◆ **Material supplied**:
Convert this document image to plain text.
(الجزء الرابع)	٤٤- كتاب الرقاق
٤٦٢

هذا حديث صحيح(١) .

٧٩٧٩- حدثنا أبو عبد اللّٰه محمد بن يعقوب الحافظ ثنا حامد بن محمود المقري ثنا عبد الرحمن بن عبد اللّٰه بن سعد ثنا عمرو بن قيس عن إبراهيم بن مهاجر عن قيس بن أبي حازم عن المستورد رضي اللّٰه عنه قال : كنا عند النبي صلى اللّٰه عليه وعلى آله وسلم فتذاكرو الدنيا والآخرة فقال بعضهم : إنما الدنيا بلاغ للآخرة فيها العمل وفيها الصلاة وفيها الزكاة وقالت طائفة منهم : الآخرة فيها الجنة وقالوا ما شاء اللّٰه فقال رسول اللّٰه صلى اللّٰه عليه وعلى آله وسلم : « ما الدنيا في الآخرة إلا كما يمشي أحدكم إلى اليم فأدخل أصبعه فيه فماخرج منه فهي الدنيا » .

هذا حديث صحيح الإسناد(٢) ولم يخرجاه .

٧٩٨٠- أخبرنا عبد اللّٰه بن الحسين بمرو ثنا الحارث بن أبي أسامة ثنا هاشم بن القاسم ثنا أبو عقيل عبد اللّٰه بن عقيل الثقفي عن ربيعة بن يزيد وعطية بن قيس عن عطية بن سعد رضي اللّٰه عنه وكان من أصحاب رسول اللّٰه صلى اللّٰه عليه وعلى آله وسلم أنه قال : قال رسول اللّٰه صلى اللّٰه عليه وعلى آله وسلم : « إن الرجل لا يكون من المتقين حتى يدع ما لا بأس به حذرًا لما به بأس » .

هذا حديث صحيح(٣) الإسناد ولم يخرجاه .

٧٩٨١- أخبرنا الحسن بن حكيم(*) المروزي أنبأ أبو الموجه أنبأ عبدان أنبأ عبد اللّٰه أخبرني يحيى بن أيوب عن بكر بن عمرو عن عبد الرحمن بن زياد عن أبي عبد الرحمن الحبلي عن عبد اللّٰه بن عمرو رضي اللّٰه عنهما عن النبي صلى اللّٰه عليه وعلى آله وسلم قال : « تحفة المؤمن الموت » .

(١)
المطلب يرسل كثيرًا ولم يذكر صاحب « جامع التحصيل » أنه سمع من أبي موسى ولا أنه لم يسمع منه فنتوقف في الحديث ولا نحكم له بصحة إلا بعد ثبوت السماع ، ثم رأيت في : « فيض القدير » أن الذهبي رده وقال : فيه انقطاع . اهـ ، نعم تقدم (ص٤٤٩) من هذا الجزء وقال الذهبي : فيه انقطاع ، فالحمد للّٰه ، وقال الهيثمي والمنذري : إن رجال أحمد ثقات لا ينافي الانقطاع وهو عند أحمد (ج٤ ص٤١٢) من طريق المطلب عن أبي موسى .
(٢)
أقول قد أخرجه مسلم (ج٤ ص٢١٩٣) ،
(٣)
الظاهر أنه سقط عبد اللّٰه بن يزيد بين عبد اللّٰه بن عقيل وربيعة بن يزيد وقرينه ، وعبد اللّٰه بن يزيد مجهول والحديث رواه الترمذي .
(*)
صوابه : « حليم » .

◆ **Your task**:
Give the data again, exactly as it stands.

◆ **Result**:
Convert this document image to plain text.
(الجزء الرابع)	٤٤- كتاب الرقاق
٤٦٢

هذا حديث صحيح(١) .

٧٩٧٩- حدثنا أبو عبد اللّٰه محمد بن يعقوب الحافظ ثنا حامد بن محمود المقري ثنا عبد الرحمن بن عبد اللّٰه بن سعد ثنا عمرو بن قيس عن إبراهيم بن مهاجر عن قيس بن أبي حازم عن المستورد رضي اللّٰه عنه قال : كنا عند النبي صلى اللّٰه عليه وعلى آله وسلم فتذاكرو الدنيا والآخرة فقال بعضهم : إنما الدنيا بلاغ للآخرة فيها العمل وفيها الصلاة وفيها الزكاة وقالت طائفة منهم : الآخرة فيها الجنة وقالوا ما شاء اللّٰه فقال رسول اللّٰه صلى اللّٰه عليه وعلى آله وسلم : « ما الدنيا في الآخرة إلا كما يمشي أحدكم إلى اليم فأدخل أصبعه فيه فماخرج منه فهي الدنيا » .

هذا حديث صحيح الإسناد(٢) ولم يخرجاه .

٧٩٨٠- أخبرنا عبد اللّٰه بن الحسين بمرو ثنا الحارث بن أبي أسامة ثنا هاشم بن القاسم ثنا أبو عقيل عبد اللّٰه بن عقيل الثقفي عن ربيعة بن يزيد وعطية بن قيس عن عطية بن سعد رضي اللّٰه عنه وكان من أصحاب رسول اللّٰه صلى اللّٰه عليه وعلى آله وسلم أنه قال : قال رسول اللّٰه صلى اللّٰه عليه وعلى آله وسلم : « إن الرجل لا يكون من المتقين حتى يدع ما لا بأس به حذرًا لما به بأس » .

هذا حديث صحيح(٣) الإسناد ولم يخرجاه .

٧٩٨١- أخبرنا الحسن بن حكيم(*) المروزي أنبأ أبو الموجه أنبأ عبدان أنبأ عبد اللّٰه أخبرني يحيى بن أيوب عن بكر بن عمرو عن عبد الرحمن بن زياد عن أبي عبد الرحمن الحبلي عن عبد اللّٰه بن عمرو رضي اللّٰه عنهما عن النبي صلى اللّٰه عليه وعلى آله وسلم قال : « تحفة المؤمن الموت » .

(١)
المطلب يرسل كثيرًا ولم يذكر صاحب « جامع التحصيل » أنه سمع من أبي موسى ولا أنه لم يسمع منه فنتوقف في الحديث ولا نحكم له بصحة إلا بعد ثبوت السماع ، ثم رأيت في : « فيض القدير » أن الذهبي رده وقال : فيه انقطاع . اهـ ، نعم تقدم (ص٤٤٩) من هذا الجزء وقال الذهبي : فيه انقطاع ، فالحمد للّٰه ، وقال الهيثمي والمنذري : إن رجال أحمد ثقات لا ينافي الانقطاع وهو عند أحمد (ج٤ ص٤١٢) من طريق المطلب عن أبي موسى .
(٢)
أقول قد أخرجه مسلم (ج٤ ص٢١٩٣) ،
(٣)
الظاهر أنه سقط عبد اللّٰه بن يزيد بين عبد اللّٰه بن عقيل وربيعة بن يزيد وقرينه ، وعبد اللّٰه بن يزيد مجهول والحديث رواه الترمذي .
(*)
صوابه : « حليم » .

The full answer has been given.